Dataset records
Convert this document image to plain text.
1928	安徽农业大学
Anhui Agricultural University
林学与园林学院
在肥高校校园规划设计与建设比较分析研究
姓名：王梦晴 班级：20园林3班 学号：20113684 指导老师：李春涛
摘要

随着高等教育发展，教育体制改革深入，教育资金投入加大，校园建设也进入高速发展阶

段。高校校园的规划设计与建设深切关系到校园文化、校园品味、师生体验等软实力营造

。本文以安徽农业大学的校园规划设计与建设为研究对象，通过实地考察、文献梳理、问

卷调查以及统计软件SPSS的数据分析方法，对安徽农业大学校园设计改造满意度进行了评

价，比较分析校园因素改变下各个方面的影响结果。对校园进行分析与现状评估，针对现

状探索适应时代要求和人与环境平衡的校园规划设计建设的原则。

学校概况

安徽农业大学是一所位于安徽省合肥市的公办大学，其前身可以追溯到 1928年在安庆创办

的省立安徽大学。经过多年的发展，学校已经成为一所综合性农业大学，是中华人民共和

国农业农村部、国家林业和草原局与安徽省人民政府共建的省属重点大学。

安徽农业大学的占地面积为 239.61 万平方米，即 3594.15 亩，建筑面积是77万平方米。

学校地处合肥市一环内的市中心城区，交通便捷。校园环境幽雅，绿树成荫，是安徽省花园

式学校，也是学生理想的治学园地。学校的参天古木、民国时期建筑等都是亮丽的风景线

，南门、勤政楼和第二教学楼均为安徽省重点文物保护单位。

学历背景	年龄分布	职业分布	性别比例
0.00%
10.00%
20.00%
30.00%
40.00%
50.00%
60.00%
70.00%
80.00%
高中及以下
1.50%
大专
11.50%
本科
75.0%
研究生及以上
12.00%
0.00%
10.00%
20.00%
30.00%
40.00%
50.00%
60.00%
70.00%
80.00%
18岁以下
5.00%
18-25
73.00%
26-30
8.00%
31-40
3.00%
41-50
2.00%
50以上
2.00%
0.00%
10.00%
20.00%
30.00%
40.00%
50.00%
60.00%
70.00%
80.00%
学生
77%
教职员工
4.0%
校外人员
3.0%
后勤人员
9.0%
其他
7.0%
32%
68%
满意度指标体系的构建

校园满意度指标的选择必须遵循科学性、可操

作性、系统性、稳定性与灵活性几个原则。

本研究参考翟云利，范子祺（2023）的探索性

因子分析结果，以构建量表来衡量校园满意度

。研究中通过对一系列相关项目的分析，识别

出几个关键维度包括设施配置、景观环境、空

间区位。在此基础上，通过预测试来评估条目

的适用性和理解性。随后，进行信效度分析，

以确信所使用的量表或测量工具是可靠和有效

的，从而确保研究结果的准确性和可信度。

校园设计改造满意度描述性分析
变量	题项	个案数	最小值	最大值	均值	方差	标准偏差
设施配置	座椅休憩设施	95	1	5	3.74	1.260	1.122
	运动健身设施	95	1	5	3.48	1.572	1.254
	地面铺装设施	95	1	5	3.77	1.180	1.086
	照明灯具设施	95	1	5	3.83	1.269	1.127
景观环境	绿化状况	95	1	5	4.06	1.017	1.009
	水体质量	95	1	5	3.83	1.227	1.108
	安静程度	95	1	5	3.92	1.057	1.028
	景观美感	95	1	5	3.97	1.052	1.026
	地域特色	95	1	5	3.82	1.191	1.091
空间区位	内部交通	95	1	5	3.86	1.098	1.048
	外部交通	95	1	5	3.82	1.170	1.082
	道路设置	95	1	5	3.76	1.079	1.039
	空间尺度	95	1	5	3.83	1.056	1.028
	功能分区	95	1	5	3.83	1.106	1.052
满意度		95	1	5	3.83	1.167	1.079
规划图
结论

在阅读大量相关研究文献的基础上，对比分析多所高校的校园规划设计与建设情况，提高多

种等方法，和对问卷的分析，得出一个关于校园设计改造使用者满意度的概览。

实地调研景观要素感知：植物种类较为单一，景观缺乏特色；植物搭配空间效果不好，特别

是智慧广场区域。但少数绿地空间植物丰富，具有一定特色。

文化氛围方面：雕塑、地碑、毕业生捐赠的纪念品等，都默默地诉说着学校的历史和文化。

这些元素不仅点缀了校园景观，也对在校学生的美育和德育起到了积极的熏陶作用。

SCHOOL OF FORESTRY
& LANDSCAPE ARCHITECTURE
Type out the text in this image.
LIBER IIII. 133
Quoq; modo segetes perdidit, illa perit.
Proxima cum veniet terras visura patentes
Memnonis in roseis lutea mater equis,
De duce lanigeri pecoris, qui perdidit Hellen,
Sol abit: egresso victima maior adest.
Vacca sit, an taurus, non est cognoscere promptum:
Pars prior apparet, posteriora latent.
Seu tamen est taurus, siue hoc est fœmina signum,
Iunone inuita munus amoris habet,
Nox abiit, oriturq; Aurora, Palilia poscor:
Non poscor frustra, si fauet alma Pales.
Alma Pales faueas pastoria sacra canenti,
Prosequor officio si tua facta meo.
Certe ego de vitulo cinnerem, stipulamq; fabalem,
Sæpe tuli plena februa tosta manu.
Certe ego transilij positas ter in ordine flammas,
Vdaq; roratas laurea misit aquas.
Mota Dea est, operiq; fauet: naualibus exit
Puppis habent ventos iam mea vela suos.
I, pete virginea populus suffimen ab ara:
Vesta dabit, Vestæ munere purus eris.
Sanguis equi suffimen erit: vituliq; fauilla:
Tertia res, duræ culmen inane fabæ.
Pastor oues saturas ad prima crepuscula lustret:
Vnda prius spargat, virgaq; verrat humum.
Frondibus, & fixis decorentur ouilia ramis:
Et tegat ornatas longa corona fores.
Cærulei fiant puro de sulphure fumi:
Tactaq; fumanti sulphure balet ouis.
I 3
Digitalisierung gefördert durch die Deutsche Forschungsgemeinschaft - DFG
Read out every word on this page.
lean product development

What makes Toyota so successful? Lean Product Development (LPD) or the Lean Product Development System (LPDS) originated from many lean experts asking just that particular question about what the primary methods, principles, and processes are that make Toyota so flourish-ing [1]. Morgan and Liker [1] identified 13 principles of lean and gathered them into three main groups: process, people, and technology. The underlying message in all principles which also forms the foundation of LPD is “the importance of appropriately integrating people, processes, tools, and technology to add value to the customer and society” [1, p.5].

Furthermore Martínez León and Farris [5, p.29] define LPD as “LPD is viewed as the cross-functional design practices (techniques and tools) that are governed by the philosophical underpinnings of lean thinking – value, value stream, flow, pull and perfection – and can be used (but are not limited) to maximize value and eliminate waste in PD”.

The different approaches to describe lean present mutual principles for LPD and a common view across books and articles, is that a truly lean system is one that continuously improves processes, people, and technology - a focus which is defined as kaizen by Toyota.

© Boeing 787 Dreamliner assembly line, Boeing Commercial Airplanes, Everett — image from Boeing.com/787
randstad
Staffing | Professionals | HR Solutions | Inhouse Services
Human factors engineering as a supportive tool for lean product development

- The problem
Extract the complete data, matching each line exactly.

- Answer to the task
Convert this document image to plain text.
1928	安徽农业大学
Anhui Agricultural University
林学与园林学院
在肥高校校园规划设计与建设比较分析研究
姓名：王梦晴 班级：20园林3班 学号：20113684 指导老师：李春涛
摘要

随着高等教育发展，教育体制改革深入，教育资金投入加大，校园建设也进入高速发展阶

段。高校校园的规划设计与建设深切关系到校园文化、校园品味、师生体验等软实力营造

。本文以安徽农业大学的校园规划设计与建设为研究对象，通过实地考察、文献梳理、问

卷调查以及统计软件SPSS的数据分析方法，对安徽农业大学校园设计改造满意度进行了评

价，比较分析校园因素改变下各个方面的影响结果。对校园进行分析与现状评估，针对现

状探索适应时代要求和人与环境平衡的校园规划设计建设的原则。

学校概况

安徽农业大学是一所位于安徽省合肥市的公办大学，其前身可以追溯到 1928年在安庆创办

的省立安徽大学。经过多年的发展，学校已经成为一所综合性农业大学，是中华人民共和

国农业农村部、国家林业和草原局与安徽省人民政府共建的省属重点大学。

安徽农业大学的占地面积为 239.61 万平方米，即 3594.15 亩，建筑面积是77万平方米。

学校地处合肥市一环内的市中心城区，交通便捷。校园环境幽雅，绿树成荫，是安徽省花园

式学校，也是学生理想的治学园地。学校的参天古木、民国时期建筑等都是亮丽的风景线

，南门、勤政楼和第二教学楼均为安徽省重点文物保护单位。

学历背景	年龄分布	职业分布	性别比例
0.00%
10.00%
20.00%
30.00%
40.00%
50.00%
60.00%
70.00%
80.00%
高中及以下
1.50%
大专
11.50%
本科
75.0%
研究生及以上
12.00%
0.00%
10.00%
20.00%
30.00%
40.00%
50.00%
60.00%
70.00%
80.00%
18岁以下
5.00%
18-25
73.00%
26-30
8.00%
31-40
3.00%
41-50
2.00%
50以上
2.00%
0.00%
10.00%
20.00%
30.00%
40.00%
50.00%
60.00%
70.00%
80.00%
学生
77%
教职员工
4.0%
校外人员
3.0%
后勤人员
9.0%
其他
7.0%
32%
68%
满意度指标体系的构建

校园满意度指标的选择必须遵循科学性、可操

作性、系统性、稳定性与灵活性几个原则。

本研究参考翟云利，范子祺（2023）的探索性

因子分析结果，以构建量表来衡量校园满意度

。研究中通过对一系列相关项目的分析，识别

出几个关键维度包括设施配置、景观环境、空

间区位。在此基础上，通过预测试来评估条目

的适用性和理解性。随后，进行信效度分析，

以确信所使用的量表或测量工具是可靠和有效

的，从而确保研究结果的准确性和可信度。

校园设计改造满意度描述性分析
变量	题项	个案数	最小值	最大值	均值	方差	标准偏差
设施配置	座椅休憩设施	95	1	5	3.74	1.260	1.122
	运动健身设施	95	1	5	3.48	1.572	1.254
	地面铺装设施	95	1	5	3.77	1.180	1.086
	照明灯具设施	95	1	5	3.83	1.269	1.127
景观环境	绿化状况	95	1	5	4.06	1.017	1.009
	水体质量	95	1	5	3.83	1.227	1.108
	安静程度	95	1	5	3.92	1.057	1.028
	景观美感	95	1	5	3.97	1.052	1.026
	地域特色	95	1	5	3.82	1.191	1.091
空间区位	内部交通	95	1	5	3.86	1.098	1.048
	外部交通	95	1	5	3.82	1.170	1.082
	道路设置	95	1	5	3.76	1.079	1.039
	空间尺度	95	1	5	3.83	1.056	1.028
	功能分区	95	1	5	3.83	1.106	1.052
满意度		95	1	5	3.83	1.167	1.079
规划图
结论

在阅读大量相关研究文献的基础上，对比分析多所高校的校园规划设计与建设情况，提高多

种等方法，和对问卷的分析，得出一个关于校园设计改造使用者满意度的概览。

实地调研景观要素感知：植物种类较为单一，景观缺乏特色；植物搭配空间效果不好，特别

是智慧广场区域。但少数绿地空间植物丰富，具有一定特色。

文化氛围方面：雕塑、地碑、毕业生捐赠的纪念品等，都默默地诉说着学校的历史和文化。

这些元素不仅点缀了校园景观，也对在校学生的美育和德育起到了积极的熏陶作用。

SCHOOL OF FORESTRY
& LANDSCAPE ARCHITECTURE
Type out the text in this image.
LIBER IIII. 133
Quoq; modo segetes perdidit, illa perit.
Proxima cum veniet terras visura patentes
Memnonis in roseis lutea mater equis,
De duce lanigeri pecoris, qui perdidit Hellen,
Sol abit: egresso victima maior adest.
Vacca sit, an taurus, non est cognoscere promptum:
Pars prior apparet, posteriora latent.
Seu tamen est taurus, siue hoc est fœmina signum,
Iunone inuita munus amoris habet,
Nox abiit, oriturq; Aurora, Palilia poscor:
Non poscor frustra, si fauet alma Pales.
Alma Pales faueas pastoria sacra canenti,
Prosequor officio si tua facta meo.
Certe ego de vitulo cinnerem, stipulamq; fabalem,
Sæpe tuli plena februa tosta manu.
Certe ego transilij positas ter in ordine flammas,
Vdaq; roratas laurea misit aquas.
Mota Dea est, operiq; fauet: naualibus exit
Puppis habent ventos iam mea vela suos.
I, pete virginea populus suffimen ab ara:
Vesta dabit, Vestæ munere purus eris.
Sanguis equi suffimen erit: vituliq; fauilla:
Tertia res, duræ culmen inane fabæ.
Pastor oues saturas ad prima crepuscula lustret:
Vnda prius spargat, virgaq; verrat humum.
Frondibus, & fixis decorentur ouilia ramis:
Et tegat ornatas longa corona fores.
Cærulei fiant puro de sulphure fumi:
Tactaq; fumanti sulphure balet ouis.
I 3
Digitalisierung gefördert durch die Deutsche Forschungsgemeinschaft - DFG
Read out every word on this page.
lean product development

What makes Toyota so successful? Lean Product Development (LPD) or the Lean Product Development System (LPDS) originated from many lean experts asking just that particular question about what the primary methods, principles, and processes are that make Toyota so flourish-ing [1]. Morgan and Liker [1] identified 13 principles of lean and gathered them into three main groups: process, people, and technology. The underlying message in all principles which also forms the foundation of LPD is “the importance of appropriately integrating people, processes, tools, and technology to add value to the customer and society” [1, p.5].

Furthermore Martínez León and Farris [5, p.29] define LPD as “LPD is viewed as the cross-functional design practices (techniques and tools) that are governed by the philosophical underpinnings of lean thinking – value, value stream, flow, pull and perfection – and can be used (but are not limited) to maximize value and eliminate waste in PD”.

The different approaches to describe lean present mutual principles for LPD and a common view across books and articles, is that a truly lean system is one that continuously improves processes, people, and technology - a focus which is defined as kaizen by Toyota.

© Boeing 787 Dreamliner assembly line, Boeing Commercial Airplanes, Everett — image from Boeing.com/787
randstad
Staffing | Professionals | HR Solutions | Inhouse Services
Human factors engineering as a supportive tool for lean product development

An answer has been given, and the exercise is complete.